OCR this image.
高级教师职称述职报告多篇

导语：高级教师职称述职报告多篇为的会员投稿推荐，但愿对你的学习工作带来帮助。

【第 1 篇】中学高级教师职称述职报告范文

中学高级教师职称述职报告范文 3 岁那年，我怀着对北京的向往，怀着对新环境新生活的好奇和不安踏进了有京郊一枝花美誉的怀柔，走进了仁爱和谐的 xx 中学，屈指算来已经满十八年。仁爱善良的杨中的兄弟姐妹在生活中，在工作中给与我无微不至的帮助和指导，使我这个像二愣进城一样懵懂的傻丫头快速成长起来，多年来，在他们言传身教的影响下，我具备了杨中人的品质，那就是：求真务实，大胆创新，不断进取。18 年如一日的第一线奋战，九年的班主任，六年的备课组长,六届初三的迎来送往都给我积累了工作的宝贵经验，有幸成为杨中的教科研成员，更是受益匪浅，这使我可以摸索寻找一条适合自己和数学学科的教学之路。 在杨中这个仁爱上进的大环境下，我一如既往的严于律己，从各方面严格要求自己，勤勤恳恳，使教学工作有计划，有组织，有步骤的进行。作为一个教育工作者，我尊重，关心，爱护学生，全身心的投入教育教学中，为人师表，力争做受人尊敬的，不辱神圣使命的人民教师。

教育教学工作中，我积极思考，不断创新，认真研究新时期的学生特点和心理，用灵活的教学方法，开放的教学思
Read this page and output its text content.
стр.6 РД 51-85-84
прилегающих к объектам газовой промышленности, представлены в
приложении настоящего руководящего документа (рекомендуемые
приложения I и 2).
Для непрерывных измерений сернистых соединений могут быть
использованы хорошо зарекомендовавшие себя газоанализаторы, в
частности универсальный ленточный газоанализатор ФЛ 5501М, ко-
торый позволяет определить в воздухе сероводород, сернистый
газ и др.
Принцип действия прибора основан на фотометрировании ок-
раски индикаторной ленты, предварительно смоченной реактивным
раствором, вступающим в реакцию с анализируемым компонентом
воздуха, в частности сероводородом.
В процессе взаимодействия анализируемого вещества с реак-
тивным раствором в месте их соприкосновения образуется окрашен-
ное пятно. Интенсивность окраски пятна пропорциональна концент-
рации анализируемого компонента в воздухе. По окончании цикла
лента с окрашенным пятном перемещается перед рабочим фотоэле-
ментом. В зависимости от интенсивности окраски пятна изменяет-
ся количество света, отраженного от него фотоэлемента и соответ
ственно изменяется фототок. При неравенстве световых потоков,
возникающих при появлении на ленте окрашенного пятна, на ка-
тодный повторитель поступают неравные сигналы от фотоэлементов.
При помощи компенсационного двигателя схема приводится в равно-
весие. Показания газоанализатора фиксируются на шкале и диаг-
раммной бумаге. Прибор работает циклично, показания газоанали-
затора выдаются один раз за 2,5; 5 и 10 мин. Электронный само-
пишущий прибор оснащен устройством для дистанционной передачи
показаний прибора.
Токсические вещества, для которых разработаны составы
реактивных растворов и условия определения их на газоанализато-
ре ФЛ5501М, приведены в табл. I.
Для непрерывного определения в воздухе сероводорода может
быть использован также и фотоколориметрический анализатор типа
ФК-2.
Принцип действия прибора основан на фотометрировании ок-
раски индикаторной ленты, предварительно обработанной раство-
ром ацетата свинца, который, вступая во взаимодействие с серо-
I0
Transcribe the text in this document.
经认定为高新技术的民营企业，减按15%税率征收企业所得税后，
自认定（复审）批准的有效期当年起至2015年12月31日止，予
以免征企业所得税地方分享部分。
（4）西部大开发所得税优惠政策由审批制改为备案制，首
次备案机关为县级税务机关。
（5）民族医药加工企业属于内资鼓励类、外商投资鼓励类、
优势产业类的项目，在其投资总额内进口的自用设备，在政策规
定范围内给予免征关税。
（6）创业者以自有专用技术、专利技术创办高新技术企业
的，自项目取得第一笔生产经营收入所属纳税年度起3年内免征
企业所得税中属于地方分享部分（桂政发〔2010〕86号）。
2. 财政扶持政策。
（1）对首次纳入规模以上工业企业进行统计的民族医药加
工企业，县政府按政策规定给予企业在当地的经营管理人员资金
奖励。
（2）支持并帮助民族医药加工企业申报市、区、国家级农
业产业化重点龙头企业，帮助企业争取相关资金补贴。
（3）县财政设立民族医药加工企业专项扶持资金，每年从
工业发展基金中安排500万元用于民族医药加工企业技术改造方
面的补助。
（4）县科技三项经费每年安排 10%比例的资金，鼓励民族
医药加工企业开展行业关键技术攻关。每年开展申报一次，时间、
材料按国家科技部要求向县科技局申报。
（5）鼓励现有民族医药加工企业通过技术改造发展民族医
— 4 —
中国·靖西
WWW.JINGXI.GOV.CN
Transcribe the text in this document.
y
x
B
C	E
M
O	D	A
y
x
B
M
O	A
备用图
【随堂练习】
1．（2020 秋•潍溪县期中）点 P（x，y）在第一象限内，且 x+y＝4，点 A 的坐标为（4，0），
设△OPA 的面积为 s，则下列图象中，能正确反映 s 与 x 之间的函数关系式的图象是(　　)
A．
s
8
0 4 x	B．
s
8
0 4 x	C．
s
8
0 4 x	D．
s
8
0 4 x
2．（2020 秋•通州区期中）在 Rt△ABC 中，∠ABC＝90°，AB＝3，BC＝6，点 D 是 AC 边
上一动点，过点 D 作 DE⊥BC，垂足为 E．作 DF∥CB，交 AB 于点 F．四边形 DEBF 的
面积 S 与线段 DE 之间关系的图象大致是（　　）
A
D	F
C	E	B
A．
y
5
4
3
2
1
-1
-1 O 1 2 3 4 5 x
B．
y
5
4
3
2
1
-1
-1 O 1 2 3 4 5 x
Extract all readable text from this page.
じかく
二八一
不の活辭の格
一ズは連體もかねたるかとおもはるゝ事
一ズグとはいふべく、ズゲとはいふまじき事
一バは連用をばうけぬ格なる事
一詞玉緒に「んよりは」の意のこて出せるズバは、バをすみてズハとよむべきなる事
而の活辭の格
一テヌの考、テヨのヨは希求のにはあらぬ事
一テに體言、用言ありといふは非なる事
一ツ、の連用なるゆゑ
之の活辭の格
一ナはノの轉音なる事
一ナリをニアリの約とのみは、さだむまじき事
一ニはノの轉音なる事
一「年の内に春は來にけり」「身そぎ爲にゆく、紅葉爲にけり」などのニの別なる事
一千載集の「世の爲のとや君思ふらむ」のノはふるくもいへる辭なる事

• Given problem: Extract, from the material above, each line holding the word "окраски".

• Exercise output:
ное пятно. Интенсивность окраски пятна пропорциональна концент-
ментом. В зависимости от интенсивности окраски пятна изменяет-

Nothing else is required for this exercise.